#### Supplied records
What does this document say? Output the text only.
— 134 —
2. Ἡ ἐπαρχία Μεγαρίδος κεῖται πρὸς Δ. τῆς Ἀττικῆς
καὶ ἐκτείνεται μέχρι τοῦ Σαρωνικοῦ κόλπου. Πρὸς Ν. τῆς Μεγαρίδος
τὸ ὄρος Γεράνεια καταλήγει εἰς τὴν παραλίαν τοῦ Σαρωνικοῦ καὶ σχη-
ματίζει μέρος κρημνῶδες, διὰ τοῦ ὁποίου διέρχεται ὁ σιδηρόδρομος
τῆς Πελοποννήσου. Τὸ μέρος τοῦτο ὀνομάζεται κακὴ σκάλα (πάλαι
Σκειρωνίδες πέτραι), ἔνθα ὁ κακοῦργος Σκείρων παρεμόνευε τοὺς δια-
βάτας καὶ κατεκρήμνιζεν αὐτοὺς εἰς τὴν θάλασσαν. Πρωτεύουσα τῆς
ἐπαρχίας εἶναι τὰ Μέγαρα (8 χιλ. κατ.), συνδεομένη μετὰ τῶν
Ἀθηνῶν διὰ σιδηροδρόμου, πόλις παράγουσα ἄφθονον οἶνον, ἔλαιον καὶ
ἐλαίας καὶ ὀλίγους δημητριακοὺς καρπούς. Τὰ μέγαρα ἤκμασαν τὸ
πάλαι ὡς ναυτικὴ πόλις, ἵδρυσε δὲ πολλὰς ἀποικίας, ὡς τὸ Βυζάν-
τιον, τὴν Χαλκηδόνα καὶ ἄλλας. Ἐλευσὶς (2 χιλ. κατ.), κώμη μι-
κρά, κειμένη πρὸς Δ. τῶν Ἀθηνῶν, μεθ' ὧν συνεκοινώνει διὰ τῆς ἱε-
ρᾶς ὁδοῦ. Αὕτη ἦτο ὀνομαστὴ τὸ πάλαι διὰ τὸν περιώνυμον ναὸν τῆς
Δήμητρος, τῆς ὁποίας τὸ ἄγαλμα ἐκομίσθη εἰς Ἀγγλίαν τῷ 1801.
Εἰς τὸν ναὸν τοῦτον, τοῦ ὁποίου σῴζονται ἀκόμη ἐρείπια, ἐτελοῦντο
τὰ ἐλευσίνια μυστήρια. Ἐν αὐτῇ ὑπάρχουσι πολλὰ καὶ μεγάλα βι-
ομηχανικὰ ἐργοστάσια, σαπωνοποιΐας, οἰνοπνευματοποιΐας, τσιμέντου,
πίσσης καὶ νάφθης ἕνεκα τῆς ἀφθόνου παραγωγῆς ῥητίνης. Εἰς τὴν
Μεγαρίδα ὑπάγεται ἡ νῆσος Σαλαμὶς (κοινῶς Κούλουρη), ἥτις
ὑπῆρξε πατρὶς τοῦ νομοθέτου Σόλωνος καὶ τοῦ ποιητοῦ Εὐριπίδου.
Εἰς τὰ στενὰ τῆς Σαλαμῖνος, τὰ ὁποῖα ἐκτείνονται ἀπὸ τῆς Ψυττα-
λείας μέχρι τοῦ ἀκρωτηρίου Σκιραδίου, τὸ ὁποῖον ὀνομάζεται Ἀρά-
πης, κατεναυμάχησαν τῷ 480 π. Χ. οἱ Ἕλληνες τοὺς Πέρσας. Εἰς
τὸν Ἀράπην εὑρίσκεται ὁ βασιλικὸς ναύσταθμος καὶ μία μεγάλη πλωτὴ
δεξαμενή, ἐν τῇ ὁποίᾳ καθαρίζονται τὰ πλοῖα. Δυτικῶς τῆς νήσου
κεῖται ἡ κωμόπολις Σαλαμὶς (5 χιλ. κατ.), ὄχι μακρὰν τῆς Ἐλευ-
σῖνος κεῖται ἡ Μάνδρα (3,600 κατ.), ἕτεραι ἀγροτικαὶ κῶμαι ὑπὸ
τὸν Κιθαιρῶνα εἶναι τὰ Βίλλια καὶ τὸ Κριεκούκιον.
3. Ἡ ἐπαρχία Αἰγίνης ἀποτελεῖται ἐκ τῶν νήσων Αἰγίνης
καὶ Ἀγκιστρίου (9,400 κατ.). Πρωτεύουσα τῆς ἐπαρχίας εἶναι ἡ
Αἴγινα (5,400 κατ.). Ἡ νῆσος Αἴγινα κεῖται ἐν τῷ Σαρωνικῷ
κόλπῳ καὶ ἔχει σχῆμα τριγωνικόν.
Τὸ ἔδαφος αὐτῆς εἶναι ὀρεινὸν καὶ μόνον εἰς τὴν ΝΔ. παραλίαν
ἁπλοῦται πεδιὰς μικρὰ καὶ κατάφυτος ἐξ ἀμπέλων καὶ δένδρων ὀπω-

#### Set task
Report the number of lines above that contain the word "Πρωτεύουσα", and only that number.

#### Exercise result
2